Given request -> Reproduce the listing below in full and without alteration, apart from its pictures.

Record extracts ->
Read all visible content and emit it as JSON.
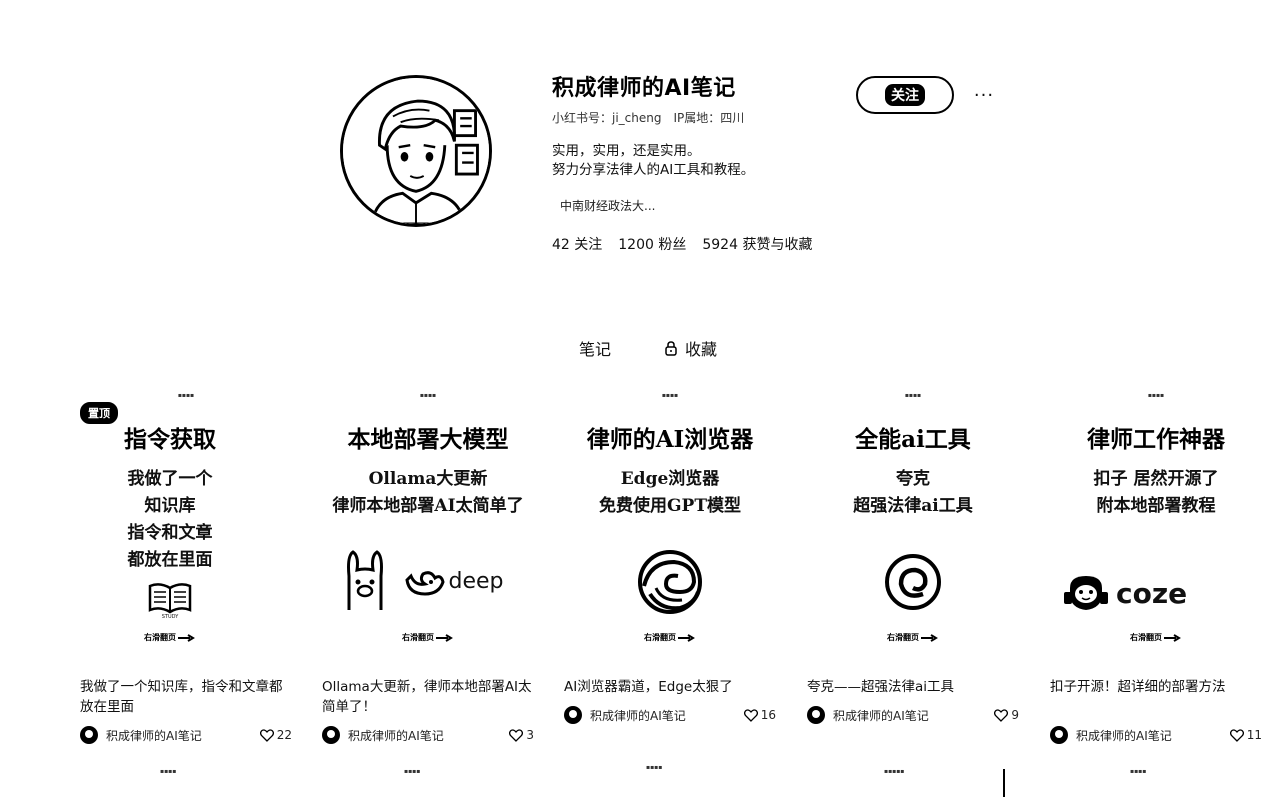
{
  "profile": {
    "name": "积成律师的AI笔记",
    "red_id": "小红书号：ji_cheng",
    "ip": "IP属地：四川",
    "bio_line1": "实用，实用，还是实用。",
    "bio_line2": "努力分享法律人的AI工具和教程。",
    "tag": "中南财经政法大...",
    "stats": {
      "following": "42 关注",
      "followers": "1200 粉丝",
      "likes": "5924 获赞与收藏"
    },
    "follow_label": "关注",
    "more_label": "···"
  },
  "tabs": {
    "notes": "笔记",
    "collections": "收藏"
  },
  "cards": [
    {
      "pin": "置顶",
      "cover_title": "指令获取",
      "cover_lines": [
        "我做了一个",
        "知识库",
        "指令和文章",
        "都放在里面"
      ],
      "logo_caption": "STUDY",
      "swipe": "右滑翻页",
      "title": "我做了一个知识库，指令和文章都放在里面",
      "author": "积成律师的AI笔记",
      "likes": "22"
    },
    {
      "cover_title": "本地部署大模型",
      "cover_lines": [
        "Ollama大更新",
        "律师本地部署AI太简单了"
      ],
      "logo_text": "deep",
      "swipe": "右滑翻页",
      "title": "Ollama大更新，律师本地部署AI太简单了！",
      "author": "积成律师的AI笔记",
      "likes": "3"
    },
    {
      "cover_title": "律师的AI浏览器",
      "cover_lines": [
        "Edge浏览器",
        "免费使用GPT模型"
      ],
      "swipe": "右滑翻页",
      "title": "AI浏览器霸道，Edge太狠了",
      "author": "积成律师的AI笔记",
      "likes": "16"
    },
    {
      "cover_title": "全能ai工具",
      "cover_lines": [
        "夸克",
        "超强法律ai工具"
      ],
      "swipe": "右滑翻页",
      "title": "夸克——超强法律ai工具",
      "author": "积成律师的AI笔记",
      "likes": "9"
    },
    {
      "cover_title": "律师工作神器",
      "cover_lines": [
        "扣子 居然开源了",
        "附本地部署教程"
      ],
      "logo_text": "coze",
      "swipe": "右滑翻页",
      "title": "扣子开源！超详细的部署方法",
      "author": "积成律师的AI笔记",
      "likes": "11"
    }
  ],
  "icons": {
    "lock": "lock-icon",
    "heart": "heart-icon",
    "arrow": "arrow-right-icon"
  }
}
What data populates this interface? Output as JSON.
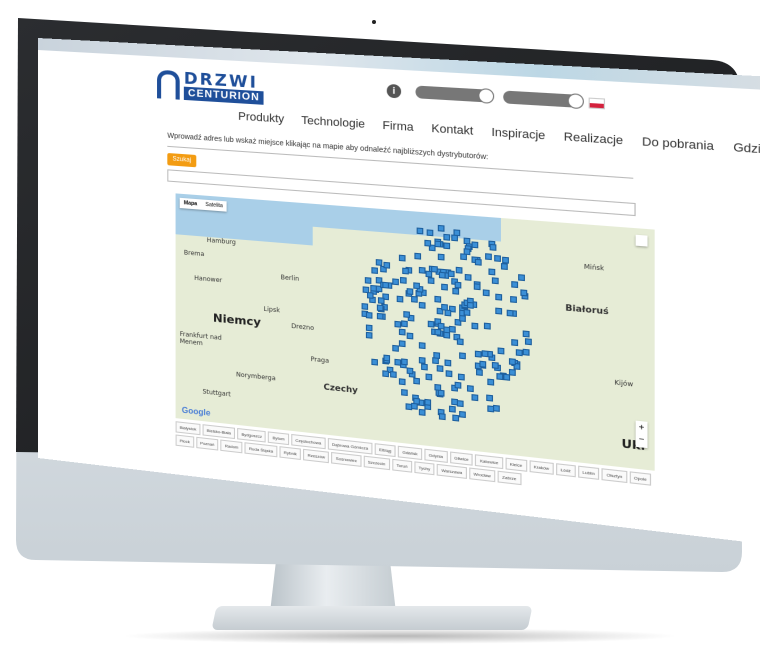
{
  "logo": {
    "top": "DRZWI",
    "bottom": "CENTURION"
  },
  "header": {
    "info_symbol": "i",
    "pill1": "",
    "pill2": ""
  },
  "nav": {
    "items": [
      "Produkty",
      "Technologie",
      "Firma",
      "Kontakt",
      "Inspiracje",
      "Realizacje",
      "Do pobrania",
      "Gdzie Kupić"
    ]
  },
  "search": {
    "label": "Wprowadź adres lub wskaż miejsce klikając na mapie aby odnaleźć najbliższych dystrybutorów:",
    "button": "Szukaj"
  },
  "map": {
    "tabs": [
      "Mapa",
      "Satelita"
    ],
    "labels": {
      "hamburg": "Hamburg",
      "berlin": "Berlin",
      "niemcy": "Niemcy",
      "czechy": "Czechy",
      "praga": "Praga",
      "bialorus": "Białoruś",
      "minsk": "Mińsk",
      "frankfurt": "Frankfurt nad Menem",
      "norymberga": "Norymberga",
      "stuttgart": "Stuttgart",
      "lipsk": "Lipsk",
      "drezno": "Drezno",
      "ukraine": "Ukr",
      "bremen": "Brema",
      "hanover": "Hanower",
      "kijow": "Kijów"
    },
    "google": "Google",
    "zoom_in": "+",
    "zoom_out": "−"
  },
  "cities": [
    "Białystok",
    "Bielsko-Biała",
    "Bydgoszcz",
    "Bytom",
    "Częstochowa",
    "Dąbrowa Górnicza",
    "Elbląg",
    "Gdańsk",
    "Gdynia",
    "Gliwice",
    "Katowice",
    "Kielce",
    "Kraków",
    "Łódź",
    "Lublin",
    "Olsztyn",
    "Opole",
    "Płock",
    "Poznań",
    "Radom",
    "Ruda Śląska",
    "Rybnik",
    "Rzeszów",
    "Sosnowiec",
    "Szczecin",
    "Toruń",
    "Tychy",
    "Warszawa",
    "Wrocław",
    "Zabrze"
  ]
}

Correct result ->
Read all visible content and emit it as JSON.
{
  "profile": {
    "name": "积成律师的AI笔记",
    "red_id": "小红书号：ji_cheng",
    "ip": "IP属地：四川",
    "bio_line1": "实用，实用，还是实用。",
    "bio_line2": "努力分享法律人的AI工具和教程。",
    "tag": "中南财经政法大...",
    "stats": {
      "following": "42 关注",
      "followers": "1200 粉丝",
      "likes": "5924 获赞与收藏"
    },
    "follow_label": "关注",
    "more_label": "···"
  },
  "tabs": {
    "notes": "笔记",
    "collections": "收藏"
  },
  "cards": [
    {
      "pin": "置顶",
      "cover_title": "指令获取",
      "cover_lines": [
        "我做了一个",
        "知识库",
        "指令和文章",
        "都放在里面"
      ],
      "logo_caption": "STUDY",
      "swipe": "右滑翻页",
      "title": "我做了一个知识库，指令和文章都放在里面",
      "author": "积成律师的AI笔记",
      "likes": "22"
    },
    {
      "cover_title": "本地部署大模型",
      "cover_lines": [
        "Ollama大更新",
        "律师本地部署AI太简单了"
      ],
      "logo_text": "deep",
      "swipe": "右滑翻页",
      "title": "Ollama大更新，律师本地部署AI太简单了！",
      "author": "积成律师的AI笔记",
      "likes": "3"
    },
    {
      "cover_title": "律师的AI浏览器",
      "cover_lines": [
        "Edge浏览器",
        "免费使用GPT模型"
      ],
      "swipe": "右滑翻页",
      "title": "AI浏览器霸道，Edge太狠了",
      "author": "积成律师的AI笔记",
      "likes": "16"
    },
    {
      "cover_title": "全能ai工具",
      "cover_lines": [
        "夸克",
        "超强法律ai工具"
      ],
      "swipe": "右滑翻页",
      "title": "夸克——超强法律ai工具",
      "author": "积成律师的AI笔记",
      "likes": "9"
    },
    {
      "cover_title": "律师工作神器",
      "cover_lines": [
        "扣子 居然开源了",
        "附本地部署教程"
      ],
      "logo_text": "coze",
      "swipe": "右滑翻页",
      "title": "扣子开源！超详细的部署方法",
      "author": "积成律师的AI笔记",
      "likes": "11"
    }
  ],
  "icons": {
    "lock": "lock-icon",
    "heart": "heart-icon",
    "arrow": "arrow-right-icon"
  }
}
What data populates this interface? Output as JSON.
{
  "logo": {
    "top": "DRZWI",
    "bottom": "CENTURION"
  },
  "header": {
    "info_symbol": "i",
    "pill1": "",
    "pill2": ""
  },
  "nav": {
    "items": [
      "Produkty",
      "Technologie",
      "Firma",
      "Kontakt",
      "Inspiracje",
      "Realizacje",
      "Do pobrania",
      "Gdzie Kupić"
    ]
  },
  "search": {
    "label": "Wprowadź adres lub wskaż miejsce klikając na mapie aby odnaleźć najbliższych dystrybutorów:",
    "button": "Szukaj"
  },
  "map": {
    "tabs": [
      "Mapa",
      "Satelita"
    ],
    "labels": {
      "hamburg": "Hamburg",
      "berlin": "Berlin",
      "niemcy": "Niemcy",
      "czechy": "Czechy",
      "praga": "Praga",
      "bialorus": "Białoruś",
      "minsk": "Mińsk",
      "frankfurt": "Frankfurt nad Menem",
      "norymberga": "Norymberga",
      "stuttgart": "Stuttgart",
      "lipsk": "Lipsk",
      "drezno": "Drezno",
      "ukraine": "Ukr",
      "bremen": "Brema",
      "hanover": "Hanower",
      "kijow": "Kijów"
    },
    "google": "Google",
    "zoom_in": "+",
    "zoom_out": "−"
  },
  "cities": [
    "Białystok",
    "Bielsko-Biała",
    "Bydgoszcz",
    "Bytom",
    "Częstochowa",
    "Dąbrowa Górnicza",
    "Elbląg",
    "Gdańsk",
    "Gdynia",
    "Gliwice",
    "Katowice",
    "Kielce",
    "Kraków",
    "Łódź",
    "Lublin",
    "Olsztyn",
    "Opole",
    "Płock",
    "Poznań",
    "Radom",
    "Ruda Śląska",
    "Rybnik",
    "Rzeszów",
    "Sosnowiec",
    "Szczecin",
    "Toruń",
    "Tychy",
    "Warszawa",
    "Wrocław",
    "Zabrze"
  ]
}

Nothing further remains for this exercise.